**Exercise prompt**
Copy out every line in which the string "text" occurs.

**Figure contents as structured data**
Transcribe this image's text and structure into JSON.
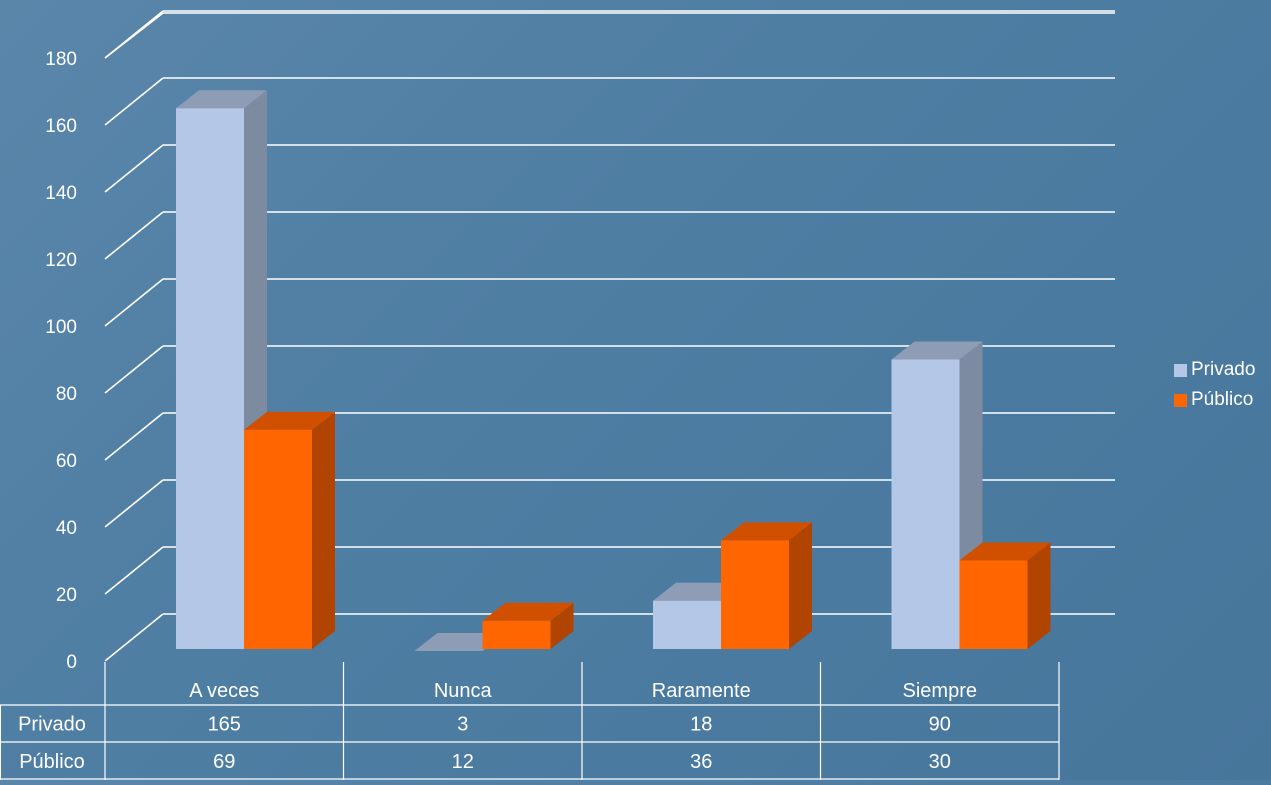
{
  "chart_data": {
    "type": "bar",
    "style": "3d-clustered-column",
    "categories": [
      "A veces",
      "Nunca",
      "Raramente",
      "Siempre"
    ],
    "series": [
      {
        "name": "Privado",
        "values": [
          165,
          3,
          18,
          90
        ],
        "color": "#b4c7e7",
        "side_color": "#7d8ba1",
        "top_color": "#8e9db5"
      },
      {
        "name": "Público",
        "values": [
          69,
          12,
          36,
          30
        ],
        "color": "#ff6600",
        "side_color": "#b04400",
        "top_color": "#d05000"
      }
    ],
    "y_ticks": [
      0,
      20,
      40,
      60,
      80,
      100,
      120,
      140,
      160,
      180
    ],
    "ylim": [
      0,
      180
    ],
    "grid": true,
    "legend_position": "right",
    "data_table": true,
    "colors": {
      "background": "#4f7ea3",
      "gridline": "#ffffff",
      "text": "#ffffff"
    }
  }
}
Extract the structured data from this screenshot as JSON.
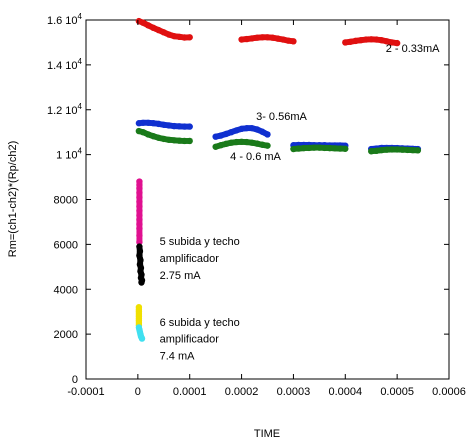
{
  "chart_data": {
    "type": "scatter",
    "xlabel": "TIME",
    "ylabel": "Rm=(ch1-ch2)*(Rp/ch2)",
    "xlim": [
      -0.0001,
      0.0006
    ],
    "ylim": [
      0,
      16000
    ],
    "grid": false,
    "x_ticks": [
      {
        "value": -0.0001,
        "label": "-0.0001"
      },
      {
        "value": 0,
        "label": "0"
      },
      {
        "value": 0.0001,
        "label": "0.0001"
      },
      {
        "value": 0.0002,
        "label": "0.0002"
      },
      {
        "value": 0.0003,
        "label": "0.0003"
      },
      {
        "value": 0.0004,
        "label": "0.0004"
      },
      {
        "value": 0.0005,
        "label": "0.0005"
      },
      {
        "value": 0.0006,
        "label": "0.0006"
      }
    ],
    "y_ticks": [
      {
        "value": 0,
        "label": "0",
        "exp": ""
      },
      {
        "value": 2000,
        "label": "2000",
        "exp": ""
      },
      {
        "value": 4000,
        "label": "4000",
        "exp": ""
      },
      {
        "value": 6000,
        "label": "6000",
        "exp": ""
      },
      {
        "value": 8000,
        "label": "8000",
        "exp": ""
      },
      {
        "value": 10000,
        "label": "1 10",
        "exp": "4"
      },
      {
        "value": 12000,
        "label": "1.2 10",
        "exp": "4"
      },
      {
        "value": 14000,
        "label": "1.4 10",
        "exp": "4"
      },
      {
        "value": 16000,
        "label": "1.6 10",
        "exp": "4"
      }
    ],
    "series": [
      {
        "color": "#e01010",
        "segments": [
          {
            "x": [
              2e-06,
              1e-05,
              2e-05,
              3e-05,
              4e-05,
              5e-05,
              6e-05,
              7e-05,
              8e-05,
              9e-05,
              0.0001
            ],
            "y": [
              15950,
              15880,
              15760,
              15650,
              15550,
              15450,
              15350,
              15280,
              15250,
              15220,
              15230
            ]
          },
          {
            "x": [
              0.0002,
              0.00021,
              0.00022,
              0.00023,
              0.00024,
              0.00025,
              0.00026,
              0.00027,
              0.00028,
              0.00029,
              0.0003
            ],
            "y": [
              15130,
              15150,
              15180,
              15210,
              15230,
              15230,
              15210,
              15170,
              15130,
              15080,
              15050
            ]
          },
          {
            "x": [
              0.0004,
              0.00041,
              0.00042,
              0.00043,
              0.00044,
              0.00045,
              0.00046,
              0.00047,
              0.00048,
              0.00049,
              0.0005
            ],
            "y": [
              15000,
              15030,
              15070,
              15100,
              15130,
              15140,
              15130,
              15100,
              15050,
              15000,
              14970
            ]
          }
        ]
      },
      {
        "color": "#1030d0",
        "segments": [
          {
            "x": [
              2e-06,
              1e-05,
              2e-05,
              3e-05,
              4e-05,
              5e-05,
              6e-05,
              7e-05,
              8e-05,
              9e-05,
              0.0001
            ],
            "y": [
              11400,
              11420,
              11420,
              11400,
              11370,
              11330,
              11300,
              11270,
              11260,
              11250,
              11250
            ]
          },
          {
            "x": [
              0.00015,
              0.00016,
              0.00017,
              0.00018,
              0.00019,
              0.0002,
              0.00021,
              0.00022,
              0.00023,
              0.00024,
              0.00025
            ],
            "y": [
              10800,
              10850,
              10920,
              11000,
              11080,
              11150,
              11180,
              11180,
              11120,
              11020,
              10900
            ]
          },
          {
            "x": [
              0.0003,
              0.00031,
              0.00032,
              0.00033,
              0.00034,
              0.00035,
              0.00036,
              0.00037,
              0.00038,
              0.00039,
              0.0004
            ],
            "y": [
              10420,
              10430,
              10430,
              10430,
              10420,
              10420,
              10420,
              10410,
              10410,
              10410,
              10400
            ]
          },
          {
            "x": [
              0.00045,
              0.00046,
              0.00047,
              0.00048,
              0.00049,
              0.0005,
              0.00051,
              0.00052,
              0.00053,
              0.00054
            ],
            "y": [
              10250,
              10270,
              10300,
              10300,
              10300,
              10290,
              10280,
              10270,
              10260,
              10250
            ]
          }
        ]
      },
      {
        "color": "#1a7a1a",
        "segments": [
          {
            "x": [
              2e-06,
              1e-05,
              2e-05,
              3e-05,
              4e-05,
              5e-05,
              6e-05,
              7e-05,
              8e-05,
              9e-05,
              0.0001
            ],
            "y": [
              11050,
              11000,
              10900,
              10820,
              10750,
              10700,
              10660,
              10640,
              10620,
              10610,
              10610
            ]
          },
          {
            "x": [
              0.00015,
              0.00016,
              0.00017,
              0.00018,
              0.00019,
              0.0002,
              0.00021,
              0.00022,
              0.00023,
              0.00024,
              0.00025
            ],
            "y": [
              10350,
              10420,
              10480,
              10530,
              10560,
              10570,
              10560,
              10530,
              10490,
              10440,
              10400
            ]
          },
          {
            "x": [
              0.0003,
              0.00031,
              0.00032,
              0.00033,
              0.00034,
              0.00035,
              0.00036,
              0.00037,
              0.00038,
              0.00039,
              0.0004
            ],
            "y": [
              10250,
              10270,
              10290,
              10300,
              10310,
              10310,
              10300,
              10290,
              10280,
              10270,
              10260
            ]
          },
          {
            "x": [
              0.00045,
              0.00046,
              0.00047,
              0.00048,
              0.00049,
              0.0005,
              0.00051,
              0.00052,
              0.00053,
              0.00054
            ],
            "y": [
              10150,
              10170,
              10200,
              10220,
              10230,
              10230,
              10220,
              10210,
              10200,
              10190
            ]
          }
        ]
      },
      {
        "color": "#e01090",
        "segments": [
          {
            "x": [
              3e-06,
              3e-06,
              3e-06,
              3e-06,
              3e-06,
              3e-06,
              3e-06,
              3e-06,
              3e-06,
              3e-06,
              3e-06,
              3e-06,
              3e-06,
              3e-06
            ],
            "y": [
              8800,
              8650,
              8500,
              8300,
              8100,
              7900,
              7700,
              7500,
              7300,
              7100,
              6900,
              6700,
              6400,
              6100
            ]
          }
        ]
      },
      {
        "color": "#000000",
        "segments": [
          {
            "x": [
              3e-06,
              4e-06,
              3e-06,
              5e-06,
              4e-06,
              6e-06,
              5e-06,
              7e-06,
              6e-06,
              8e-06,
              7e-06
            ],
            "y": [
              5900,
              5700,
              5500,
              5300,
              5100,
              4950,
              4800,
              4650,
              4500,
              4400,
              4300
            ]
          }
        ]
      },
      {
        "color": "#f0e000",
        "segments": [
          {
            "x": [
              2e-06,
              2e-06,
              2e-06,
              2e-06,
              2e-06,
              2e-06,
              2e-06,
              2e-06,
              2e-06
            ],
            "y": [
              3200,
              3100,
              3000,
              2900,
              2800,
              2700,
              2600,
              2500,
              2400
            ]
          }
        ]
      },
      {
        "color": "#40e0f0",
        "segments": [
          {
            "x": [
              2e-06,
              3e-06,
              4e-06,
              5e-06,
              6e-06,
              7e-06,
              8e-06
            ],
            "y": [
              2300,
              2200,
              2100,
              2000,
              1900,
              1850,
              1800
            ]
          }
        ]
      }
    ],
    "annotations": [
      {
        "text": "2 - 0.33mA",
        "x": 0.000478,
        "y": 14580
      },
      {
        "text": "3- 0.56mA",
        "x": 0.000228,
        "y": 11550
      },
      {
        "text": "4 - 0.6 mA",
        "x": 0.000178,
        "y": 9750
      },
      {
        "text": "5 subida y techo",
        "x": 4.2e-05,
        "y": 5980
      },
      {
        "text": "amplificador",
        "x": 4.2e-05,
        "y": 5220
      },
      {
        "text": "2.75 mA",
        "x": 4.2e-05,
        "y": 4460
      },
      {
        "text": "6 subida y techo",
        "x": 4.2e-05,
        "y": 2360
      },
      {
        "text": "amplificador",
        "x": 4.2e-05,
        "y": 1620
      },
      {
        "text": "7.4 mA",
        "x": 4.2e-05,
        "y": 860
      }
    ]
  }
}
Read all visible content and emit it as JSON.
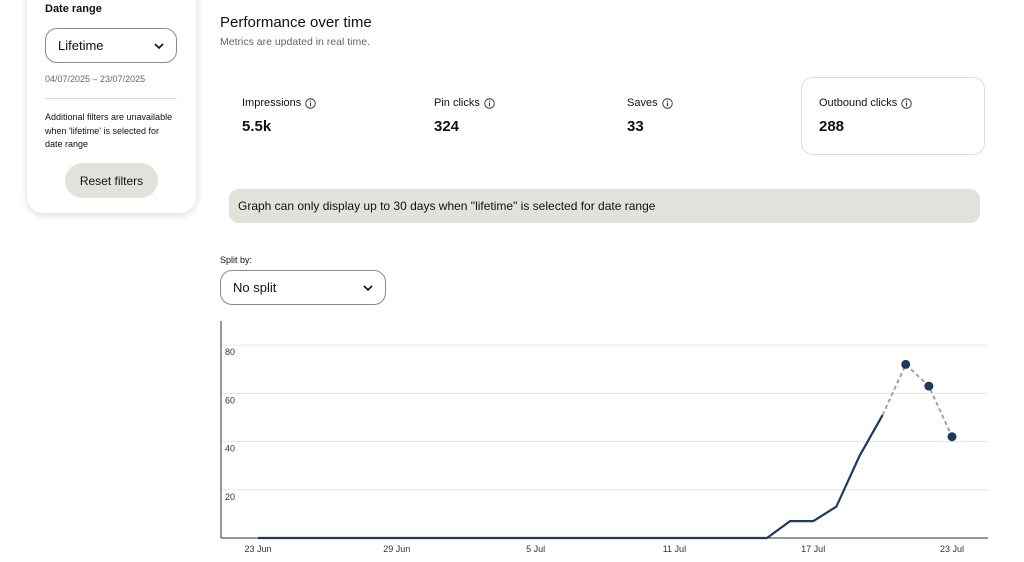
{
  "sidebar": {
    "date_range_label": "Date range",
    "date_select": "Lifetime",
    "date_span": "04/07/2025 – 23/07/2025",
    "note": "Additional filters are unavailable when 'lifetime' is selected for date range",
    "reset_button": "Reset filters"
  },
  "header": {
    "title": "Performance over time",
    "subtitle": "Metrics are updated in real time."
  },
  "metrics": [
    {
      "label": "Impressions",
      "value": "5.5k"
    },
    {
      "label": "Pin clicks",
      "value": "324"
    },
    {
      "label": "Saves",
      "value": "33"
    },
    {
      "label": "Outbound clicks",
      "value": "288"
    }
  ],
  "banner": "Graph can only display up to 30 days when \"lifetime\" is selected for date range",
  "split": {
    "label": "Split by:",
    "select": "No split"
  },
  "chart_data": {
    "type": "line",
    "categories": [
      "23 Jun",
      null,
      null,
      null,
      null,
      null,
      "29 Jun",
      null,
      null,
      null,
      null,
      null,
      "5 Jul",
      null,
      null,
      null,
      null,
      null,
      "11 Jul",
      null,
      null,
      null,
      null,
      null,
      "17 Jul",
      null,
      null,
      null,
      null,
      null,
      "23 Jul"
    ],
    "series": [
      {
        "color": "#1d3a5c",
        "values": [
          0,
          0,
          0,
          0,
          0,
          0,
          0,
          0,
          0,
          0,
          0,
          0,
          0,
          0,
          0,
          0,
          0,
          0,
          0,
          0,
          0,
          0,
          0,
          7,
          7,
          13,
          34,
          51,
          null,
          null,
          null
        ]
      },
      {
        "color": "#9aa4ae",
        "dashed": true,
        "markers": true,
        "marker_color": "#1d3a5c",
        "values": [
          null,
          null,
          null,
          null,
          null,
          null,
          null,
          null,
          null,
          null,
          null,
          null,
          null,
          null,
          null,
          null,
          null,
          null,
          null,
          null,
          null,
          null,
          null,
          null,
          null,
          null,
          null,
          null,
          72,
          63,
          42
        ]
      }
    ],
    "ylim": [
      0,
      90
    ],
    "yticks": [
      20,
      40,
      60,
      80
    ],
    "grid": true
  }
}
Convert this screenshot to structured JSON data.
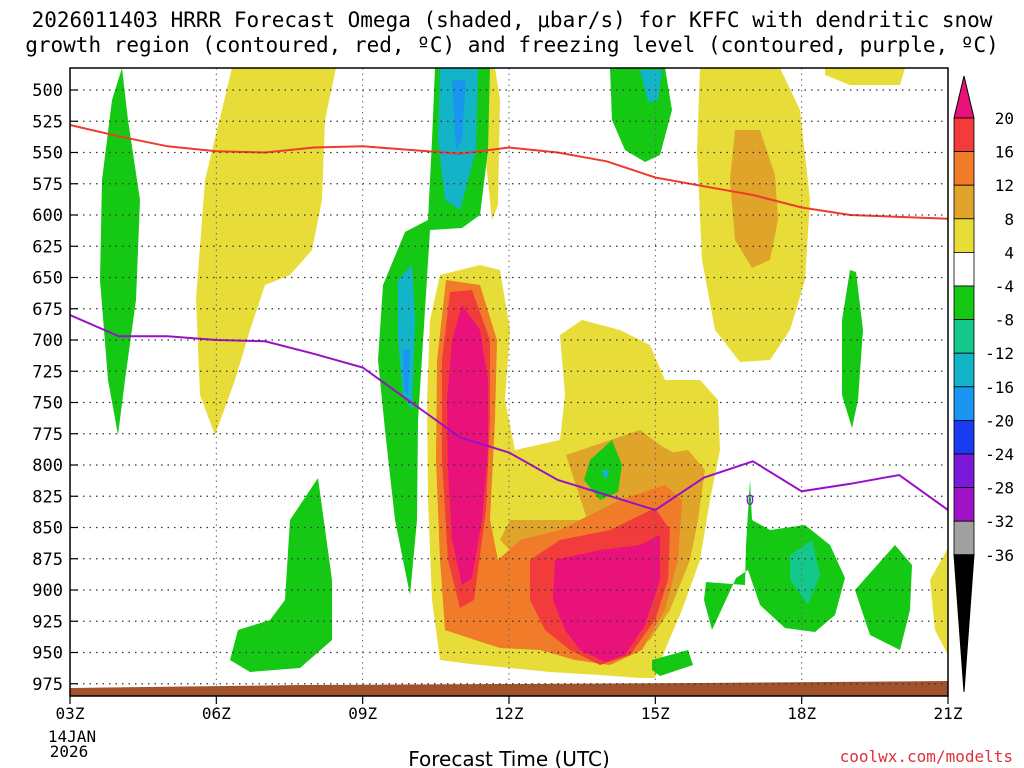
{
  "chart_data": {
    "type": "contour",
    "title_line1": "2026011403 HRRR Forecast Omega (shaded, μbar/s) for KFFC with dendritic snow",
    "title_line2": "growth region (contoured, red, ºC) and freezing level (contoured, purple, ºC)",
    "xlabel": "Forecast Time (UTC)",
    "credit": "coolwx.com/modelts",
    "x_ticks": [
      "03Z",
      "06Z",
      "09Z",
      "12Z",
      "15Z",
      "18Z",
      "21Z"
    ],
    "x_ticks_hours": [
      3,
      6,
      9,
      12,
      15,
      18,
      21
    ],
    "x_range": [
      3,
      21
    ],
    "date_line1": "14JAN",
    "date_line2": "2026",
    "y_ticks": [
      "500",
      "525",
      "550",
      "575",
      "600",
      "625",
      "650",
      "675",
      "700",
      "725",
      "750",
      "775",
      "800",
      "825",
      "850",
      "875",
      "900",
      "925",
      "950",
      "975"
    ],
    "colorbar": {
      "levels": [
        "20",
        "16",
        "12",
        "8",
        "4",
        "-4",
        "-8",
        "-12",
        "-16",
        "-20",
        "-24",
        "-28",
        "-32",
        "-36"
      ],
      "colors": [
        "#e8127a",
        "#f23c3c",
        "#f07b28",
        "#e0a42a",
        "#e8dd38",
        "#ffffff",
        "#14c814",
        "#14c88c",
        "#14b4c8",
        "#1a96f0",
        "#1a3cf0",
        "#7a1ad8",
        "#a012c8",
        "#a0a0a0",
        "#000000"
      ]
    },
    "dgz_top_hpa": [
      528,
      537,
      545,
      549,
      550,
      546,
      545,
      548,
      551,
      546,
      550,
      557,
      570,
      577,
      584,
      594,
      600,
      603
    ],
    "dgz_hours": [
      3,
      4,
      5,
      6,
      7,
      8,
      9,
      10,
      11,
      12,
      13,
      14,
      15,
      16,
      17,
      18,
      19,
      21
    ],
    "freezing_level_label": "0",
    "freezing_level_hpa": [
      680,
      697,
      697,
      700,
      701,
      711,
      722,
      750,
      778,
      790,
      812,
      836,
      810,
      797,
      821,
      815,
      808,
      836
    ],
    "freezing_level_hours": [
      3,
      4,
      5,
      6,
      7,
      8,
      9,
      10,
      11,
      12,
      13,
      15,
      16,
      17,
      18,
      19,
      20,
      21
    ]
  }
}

**Solution to this exercise**
Transcribe this image's text and structure into JSON.
      "text": "#ffffff"
        "text": "2 - 0.33mA",
        "text": "3- 0.56mA",
        "text": "4 - 0.6 mA",
        "text": "5 subida y techo",
        "text": "amplificador",
        "text": "2.75 mA",
        "text": "6 subida y techo",
        "text": "amplificador",
        "text": "7.4 mA",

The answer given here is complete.